=== Record list ===
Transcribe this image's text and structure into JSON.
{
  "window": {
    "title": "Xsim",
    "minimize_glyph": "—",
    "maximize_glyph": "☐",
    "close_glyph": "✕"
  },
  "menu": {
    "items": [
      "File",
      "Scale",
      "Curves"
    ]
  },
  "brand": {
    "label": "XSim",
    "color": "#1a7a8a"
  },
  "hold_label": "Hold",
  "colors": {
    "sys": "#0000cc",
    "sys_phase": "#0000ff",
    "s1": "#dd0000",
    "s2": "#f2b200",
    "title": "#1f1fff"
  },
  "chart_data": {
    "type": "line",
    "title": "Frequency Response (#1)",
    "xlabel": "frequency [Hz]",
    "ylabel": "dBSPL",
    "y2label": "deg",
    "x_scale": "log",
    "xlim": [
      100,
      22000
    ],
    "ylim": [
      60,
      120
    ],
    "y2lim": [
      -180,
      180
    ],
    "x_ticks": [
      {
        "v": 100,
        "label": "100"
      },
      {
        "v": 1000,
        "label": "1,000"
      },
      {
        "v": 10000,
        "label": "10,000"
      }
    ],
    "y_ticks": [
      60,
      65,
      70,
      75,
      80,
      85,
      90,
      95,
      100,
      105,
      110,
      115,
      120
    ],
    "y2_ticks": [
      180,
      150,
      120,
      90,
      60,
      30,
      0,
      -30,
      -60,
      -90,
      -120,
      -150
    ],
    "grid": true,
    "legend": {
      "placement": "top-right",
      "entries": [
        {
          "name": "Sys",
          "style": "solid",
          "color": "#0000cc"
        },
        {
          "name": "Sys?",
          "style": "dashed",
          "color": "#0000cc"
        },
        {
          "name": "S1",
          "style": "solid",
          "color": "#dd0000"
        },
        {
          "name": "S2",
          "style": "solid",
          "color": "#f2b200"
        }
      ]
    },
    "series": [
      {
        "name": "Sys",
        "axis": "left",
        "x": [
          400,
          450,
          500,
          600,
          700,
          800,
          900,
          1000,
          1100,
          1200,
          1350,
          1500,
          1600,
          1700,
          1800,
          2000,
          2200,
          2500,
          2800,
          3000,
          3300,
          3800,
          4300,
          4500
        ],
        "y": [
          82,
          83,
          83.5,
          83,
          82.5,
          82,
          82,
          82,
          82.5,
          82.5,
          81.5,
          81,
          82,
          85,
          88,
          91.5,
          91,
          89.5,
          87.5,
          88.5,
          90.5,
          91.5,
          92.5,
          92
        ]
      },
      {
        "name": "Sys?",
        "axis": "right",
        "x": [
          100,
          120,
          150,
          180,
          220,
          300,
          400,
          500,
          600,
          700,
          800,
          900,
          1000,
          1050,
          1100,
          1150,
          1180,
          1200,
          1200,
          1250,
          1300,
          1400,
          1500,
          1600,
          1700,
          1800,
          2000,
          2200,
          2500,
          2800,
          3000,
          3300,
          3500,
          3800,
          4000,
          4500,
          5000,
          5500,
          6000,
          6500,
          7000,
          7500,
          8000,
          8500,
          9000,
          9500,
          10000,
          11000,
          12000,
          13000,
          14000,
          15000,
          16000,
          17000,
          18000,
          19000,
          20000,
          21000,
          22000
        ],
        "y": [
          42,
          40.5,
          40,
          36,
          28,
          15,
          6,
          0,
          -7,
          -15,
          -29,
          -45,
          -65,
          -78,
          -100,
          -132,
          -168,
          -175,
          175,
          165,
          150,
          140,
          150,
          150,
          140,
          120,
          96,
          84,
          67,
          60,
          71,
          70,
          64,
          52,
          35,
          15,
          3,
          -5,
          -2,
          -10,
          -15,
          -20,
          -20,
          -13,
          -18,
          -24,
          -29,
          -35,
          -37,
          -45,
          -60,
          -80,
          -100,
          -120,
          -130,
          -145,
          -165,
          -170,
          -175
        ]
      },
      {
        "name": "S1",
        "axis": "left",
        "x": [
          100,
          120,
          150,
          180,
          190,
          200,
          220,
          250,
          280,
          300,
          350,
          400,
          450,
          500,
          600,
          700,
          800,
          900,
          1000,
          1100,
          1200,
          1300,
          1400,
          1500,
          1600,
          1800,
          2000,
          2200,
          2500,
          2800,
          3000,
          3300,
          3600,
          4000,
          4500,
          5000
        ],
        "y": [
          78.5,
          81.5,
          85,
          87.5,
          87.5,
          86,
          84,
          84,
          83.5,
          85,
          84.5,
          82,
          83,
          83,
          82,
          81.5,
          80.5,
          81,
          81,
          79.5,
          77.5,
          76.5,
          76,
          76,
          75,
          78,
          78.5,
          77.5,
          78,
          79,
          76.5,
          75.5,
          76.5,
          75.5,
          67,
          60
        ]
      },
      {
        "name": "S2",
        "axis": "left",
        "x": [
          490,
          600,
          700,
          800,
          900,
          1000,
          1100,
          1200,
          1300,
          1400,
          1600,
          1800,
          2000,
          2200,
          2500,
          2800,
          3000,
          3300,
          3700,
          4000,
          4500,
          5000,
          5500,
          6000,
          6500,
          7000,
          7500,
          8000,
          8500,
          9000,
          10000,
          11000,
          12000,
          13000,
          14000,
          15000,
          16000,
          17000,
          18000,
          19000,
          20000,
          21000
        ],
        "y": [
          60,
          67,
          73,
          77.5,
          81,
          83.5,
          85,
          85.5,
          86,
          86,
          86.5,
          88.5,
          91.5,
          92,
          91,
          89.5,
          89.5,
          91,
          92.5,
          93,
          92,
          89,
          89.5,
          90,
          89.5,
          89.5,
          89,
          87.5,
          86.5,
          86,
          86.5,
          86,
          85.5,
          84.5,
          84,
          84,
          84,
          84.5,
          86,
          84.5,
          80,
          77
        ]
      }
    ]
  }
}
===
• Work to be completed: Recopy the whole listing exactly.

• Reply to the task:
Transcribe this image's text and structure into JSON.
{
  "window": {
    "title": "Xsim",
    "minimize_glyph": "—",
    "maximize_glyph": "☐",
    "close_glyph": "✕"
  },
  "menu": {
    "items": [
      "File",
      "Scale",
      "Curves"
    ]
  },
  "brand": {
    "label": "XSim",
    "color": "#1a7a8a"
  },
  "hold_label": "Hold",
  "colors": {
    "sys": "#0000cc",
    "sys_phase": "#0000ff",
    "s1": "#dd0000",
    "s2": "#f2b200",
    "title": "#1f1fff"
  },
  "chart_data": {
    "type": "line",
    "title": "Frequency Response (#1)",
    "xlabel": "frequency [Hz]",
    "ylabel": "dBSPL",
    "y2label": "deg",
    "x_scale": "log",
    "xlim": [
      100,
      22000
    ],
    "ylim": [
      60,
      120
    ],
    "y2lim": [
      -180,
      180
    ],
    "x_ticks": [
      {
        "v": 100,
        "label": "100"
      },
      {
        "v": 1000,
        "label": "1,000"
      },
      {
        "v": 10000,
        "label": "10,000"
      }
    ],
    "y_ticks": [
      60,
      65,
      70,
      75,
      80,
      85,
      90,
      95,
      100,
      105,
      110,
      115,
      120
    ],
    "y2_ticks": [
      180,
      150,
      120,
      90,
      60,
      30,
      0,
      -30,
      -60,
      -90,
      -120,
      -150
    ],
    "grid": true,
    "legend": {
      "placement": "top-right",
      "entries": [
        {
          "name": "Sys",
          "style": "solid",
          "color": "#0000cc"
        },
        {
          "name": "Sys?",
          "style": "dashed",
          "color": "#0000cc"
        },
        {
          "name": "S1",
          "style": "solid",
          "color": "#dd0000"
        },
        {
          "name": "S2",
          "style": "solid",
          "color": "#f2b200"
        }
      ]
    },
    "series": [
      {
        "name": "Sys",
        "axis": "left",
        "x": [
          400,
          450,
          500,
          600,
          700,
          800,
          900,
          1000,
          1100,
          1200,
          1350,
          1500,
          1600,
          1700,
          1800,
          2000,
          2200,
          2500,
          2800,
          3000,
          3300,
          3800,
          4300,
          4500
        ],
        "y": [
          82,
          83,
          83.5,
          83,
          82.5,
          82,
          82,
          82,
          82.5,
          82.5,
          81.5,
          81,
          82,
          85,
          88,
          91.5,
          91,
          89.5,
          87.5,
          88.5,
          90.5,
          91.5,
          92.5,
          92
        ]
      },
      {
        "name": "Sys?",
        "axis": "right",
        "x": [
          100,
          120,
          150,
          180,
          220,
          300,
          400,
          500,
          600,
          700,
          800,
          900,
          1000,
          1050,
          1100,
          1150,
          1180,
          1200,
          1200,
          1250,
          1300,
          1400,
          1500,
          1600,
          1700,
          1800,
          2000,
          2200,
          2500,
          2800,
          3000,
          3300,
          3500,
          3800,
          4000,
          4500,
          5000,
          5500,
          6000,
          6500,
          7000,
          7500,
          8000,
          8500,
          9000,
          9500,
          10000,
          11000,
          12000,
          13000,
          14000,
          15000,
          16000,
          17000,
          18000,
          19000,
          20000,
          21000,
          22000
        ],
        "y": [
          42,
          40.5,
          40,
          36,
          28,
          15,
          6,
          0,
          -7,
          -15,
          -29,
          -45,
          -65,
          -78,
          -100,
          -132,
          -168,
          -175,
          175,
          165,
          150,
          140,
          150,
          150,
          140,
          120,
          96,
          84,
          67,
          60,
          71,
          70,
          64,
          52,
          35,
          15,
          3,
          -5,
          -2,
          -10,
          -15,
          -20,
          -20,
          -13,
          -18,
          -24,
          -29,
          -35,
          -37,
          -45,
          -60,
          -80,
          -100,
          -120,
          -130,
          -145,
          -165,
          -170,
          -175
        ]
      },
      {
        "name": "S1",
        "axis": "left",
        "x": [
          100,
          120,
          150,
          180,
          190,
          200,
          220,
          250,
          280,
          300,
          350,
          400,
          450,
          500,
          600,
          700,
          800,
          900,
          1000,
          1100,
          1200,
          1300,
          1400,
          1500,
          1600,
          1800,
          2000,
          2200,
          2500,
          2800,
          3000,
          3300,
          3600,
          4000,
          4500,
          5000
        ],
        "y": [
          78.5,
          81.5,
          85,
          87.5,
          87.5,
          86,
          84,
          84,
          83.5,
          85,
          84.5,
          82,
          83,
          83,
          82,
          81.5,
          80.5,
          81,
          81,
          79.5,
          77.5,
          76.5,
          76,
          76,
          75,
          78,
          78.5,
          77.5,
          78,
          79,
          76.5,
          75.5,
          76.5,
          75.5,
          67,
          60
        ]
      },
      {
        "name": "S2",
        "axis": "left",
        "x": [
          490,
          600,
          700,
          800,
          900,
          1000,
          1100,
          1200,
          1300,
          1400,
          1600,
          1800,
          2000,
          2200,
          2500,
          2800,
          3000,
          3300,
          3700,
          4000,
          4500,
          5000,
          5500,
          6000,
          6500,
          7000,
          7500,
          8000,
          8500,
          9000,
          10000,
          11000,
          12000,
          13000,
          14000,
          15000,
          16000,
          17000,
          18000,
          19000,
          20000,
          21000
        ],
        "y": [
          60,
          67,
          73,
          77.5,
          81,
          83.5,
          85,
          85.5,
          86,
          86,
          86.5,
          88.5,
          91.5,
          92,
          91,
          89.5,
          89.5,
          91,
          92.5,
          93,
          92,
          89,
          89.5,
          90,
          89.5,
          89.5,
          89,
          87.5,
          86.5,
          86,
          86.5,
          86,
          85.5,
          84.5,
          84,
          84,
          84,
          84.5,
          86,
          84.5,
          80,
          77
        ]
      }
    ]
  }
}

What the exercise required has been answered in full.